> **SHORT TASK**
Reproduce the lines of the material exactly, excluding every image.

(Stored items)
——
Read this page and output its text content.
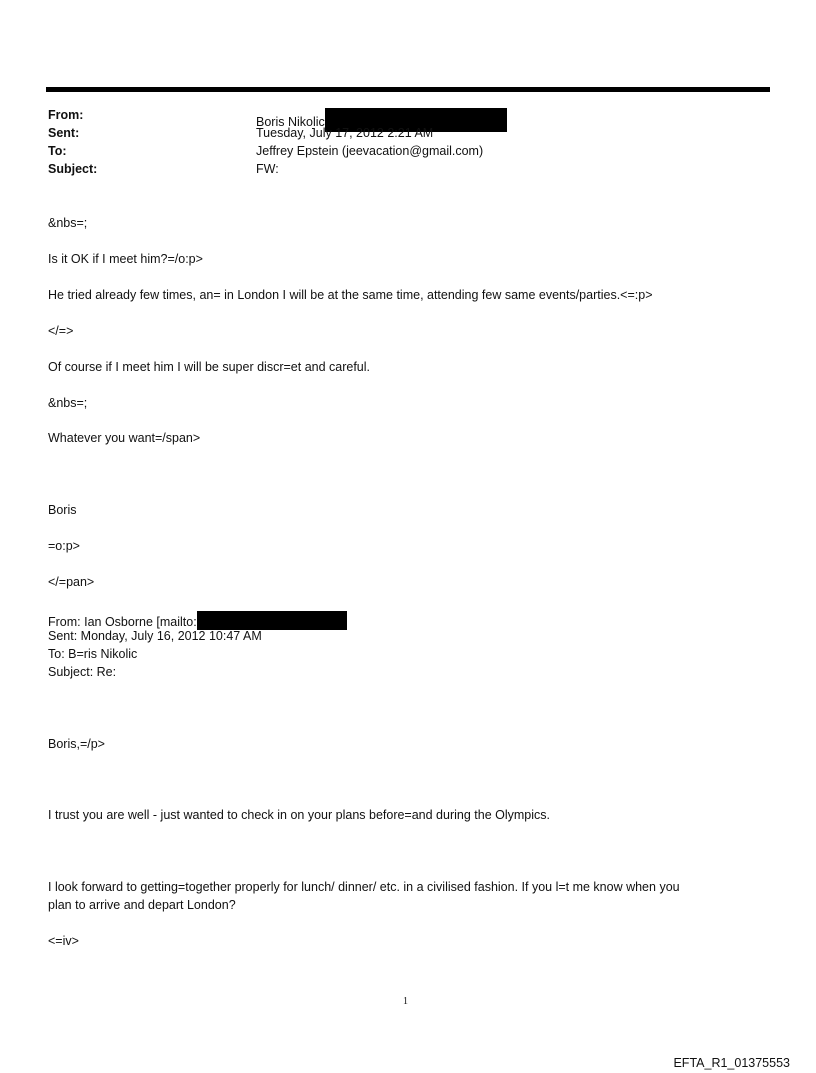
From:	Boris Nikolic
Sent:	Tuesday, July 17, 2012 2:21 AM
To:	Jeffrey Epstein (jeevacation@gmail.com)
Subject:	FW:
&nbs=;
Is it OK if I meet him?=/o:p>
He tried already few times, an= in London I will be at the same time, attending few same events/parties.<=:p>
</=>
Of course if I meet him I will be super discr=et and careful.
&nbs=;
Whatever you want=/span>
Boris
=o:p>
</=pan>
From: Ian Osborne [mailto:
Sent: Monday, July 16, 2012 10:47 AM
To: B=ris Nikolic
Subject: Re:
Boris,=/p>
I trust you are well - just wanted to check in on your plans before=and during the Olympics.
I look forward to getting=together properly for lunch/ dinner/ etc. in a civilised fashion. If you l=t me know when you
plan to arrive and depart London?
<=iv>
1
EFTA_R1_01375553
——
> **TASK OUTPUT**
Read this page and output its text content.
From:	Boris Nikolic
Sent:	Tuesday, July 17, 2012 2:21 AM
To:	Jeffrey Epstein (jeevacation@gmail.com)
Subject:	FW:
&nbs=;
Is it OK if I meet him?=/o:p>
He tried already few times, an= in London I will be at the same time, attending few same events/parties.<=:p>
</=>
Of course if I meet him I will be super discr=et and careful.
&nbs=;
Whatever you want=/span>
Boris
=o:p>
</=pan>
From: Ian Osborne [mailto:
Sent: Monday, July 16, 2012 10:47 AM
To: B=ris Nikolic
Subject: Re:
Boris,=/p>
I trust you are well - just wanted to check in on your plans before=and during the Olympics.
I look forward to getting=together properly for lunch/ dinner/ etc. in a civilised fashion. If you l=t me know when you
plan to arrive and depart London?
<=iv>
1
EFTA_R1_01375553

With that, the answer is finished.